WHAT YOU SHOULD DO:
Where does the string "this" appear? Copy every line of the entries below that holds it.

TASK MATERIAL:

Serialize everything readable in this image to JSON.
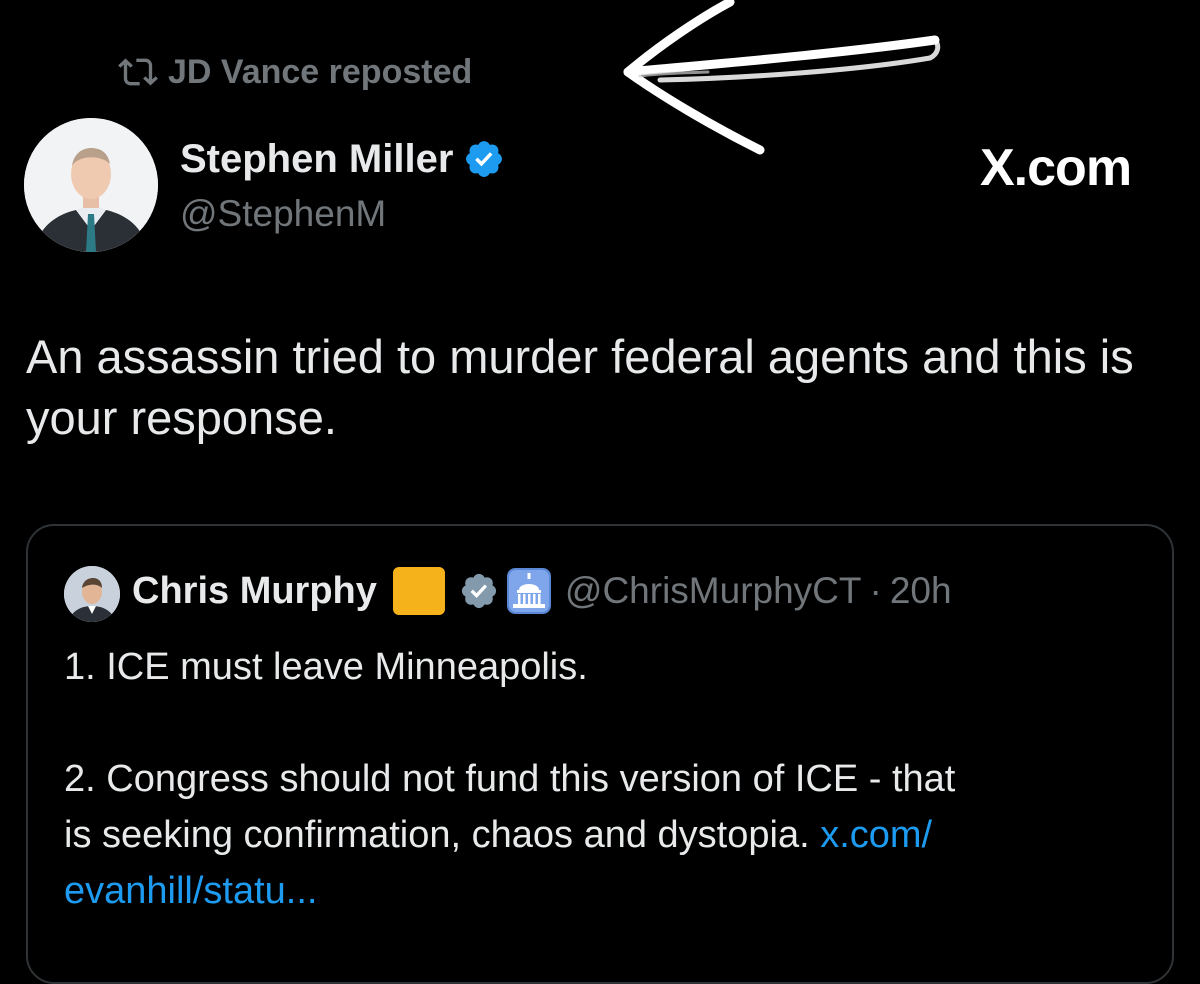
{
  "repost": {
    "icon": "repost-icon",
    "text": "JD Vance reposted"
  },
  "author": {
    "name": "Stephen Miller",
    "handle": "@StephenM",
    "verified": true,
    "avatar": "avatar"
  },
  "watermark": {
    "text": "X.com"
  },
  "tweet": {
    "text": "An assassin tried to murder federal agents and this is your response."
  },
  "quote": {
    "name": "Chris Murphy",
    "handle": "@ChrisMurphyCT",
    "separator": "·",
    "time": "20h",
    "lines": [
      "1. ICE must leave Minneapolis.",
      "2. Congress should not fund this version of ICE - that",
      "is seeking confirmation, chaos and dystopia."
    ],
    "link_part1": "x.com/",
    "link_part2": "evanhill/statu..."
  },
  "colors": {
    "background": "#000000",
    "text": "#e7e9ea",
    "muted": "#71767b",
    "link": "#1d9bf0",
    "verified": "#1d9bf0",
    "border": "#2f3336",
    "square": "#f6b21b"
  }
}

---

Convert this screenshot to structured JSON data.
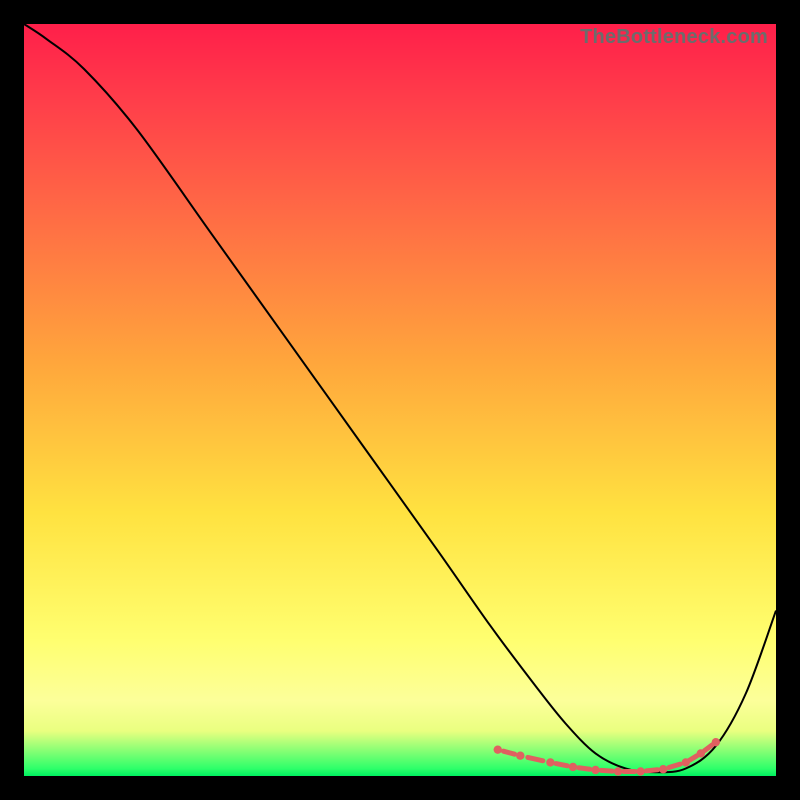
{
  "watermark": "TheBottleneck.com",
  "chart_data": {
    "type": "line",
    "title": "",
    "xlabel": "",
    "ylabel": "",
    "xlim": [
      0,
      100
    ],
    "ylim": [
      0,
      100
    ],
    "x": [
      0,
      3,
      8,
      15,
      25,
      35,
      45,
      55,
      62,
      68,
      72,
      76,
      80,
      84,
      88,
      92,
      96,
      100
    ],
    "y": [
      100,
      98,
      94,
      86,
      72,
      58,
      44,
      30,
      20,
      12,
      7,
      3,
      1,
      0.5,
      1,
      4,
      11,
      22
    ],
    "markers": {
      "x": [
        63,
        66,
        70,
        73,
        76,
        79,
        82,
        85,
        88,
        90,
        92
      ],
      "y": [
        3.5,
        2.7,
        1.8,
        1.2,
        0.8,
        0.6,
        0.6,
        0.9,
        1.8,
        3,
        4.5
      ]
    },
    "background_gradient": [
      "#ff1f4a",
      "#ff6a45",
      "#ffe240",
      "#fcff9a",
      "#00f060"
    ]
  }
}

---

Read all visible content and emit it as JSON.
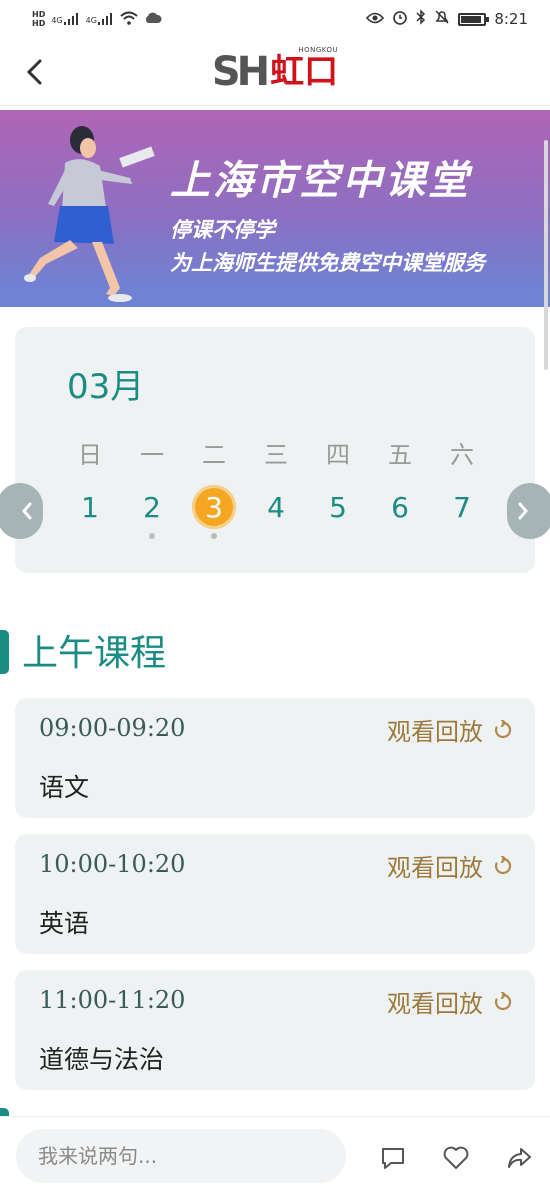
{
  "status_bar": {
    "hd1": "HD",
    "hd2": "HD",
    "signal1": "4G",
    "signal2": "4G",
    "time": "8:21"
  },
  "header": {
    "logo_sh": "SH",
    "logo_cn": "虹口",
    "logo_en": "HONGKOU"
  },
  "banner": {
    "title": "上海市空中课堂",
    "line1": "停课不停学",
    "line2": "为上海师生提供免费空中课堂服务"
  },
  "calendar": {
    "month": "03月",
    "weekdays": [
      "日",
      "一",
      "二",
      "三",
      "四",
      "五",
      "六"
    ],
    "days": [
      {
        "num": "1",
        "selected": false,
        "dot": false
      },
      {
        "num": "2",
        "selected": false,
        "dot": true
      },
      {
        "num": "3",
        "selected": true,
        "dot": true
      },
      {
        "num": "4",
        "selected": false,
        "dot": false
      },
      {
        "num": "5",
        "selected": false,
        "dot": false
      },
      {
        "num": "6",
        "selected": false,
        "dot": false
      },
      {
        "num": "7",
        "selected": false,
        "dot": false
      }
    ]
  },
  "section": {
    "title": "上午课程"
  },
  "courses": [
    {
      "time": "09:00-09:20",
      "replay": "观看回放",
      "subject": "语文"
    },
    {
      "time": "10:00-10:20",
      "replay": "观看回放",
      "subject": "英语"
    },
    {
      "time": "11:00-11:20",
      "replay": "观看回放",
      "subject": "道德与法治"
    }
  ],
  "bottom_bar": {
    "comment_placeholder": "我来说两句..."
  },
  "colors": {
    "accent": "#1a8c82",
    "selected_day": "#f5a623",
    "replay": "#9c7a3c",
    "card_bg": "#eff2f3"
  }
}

THE ANSWER:
Serialize everything readable in this image to JSON.
    "text": "An assassin tried to murder federal agents and this is your response."
      "2. Congress should not fund this version of ICE - that",
Convert this screenshot to structured JSON data.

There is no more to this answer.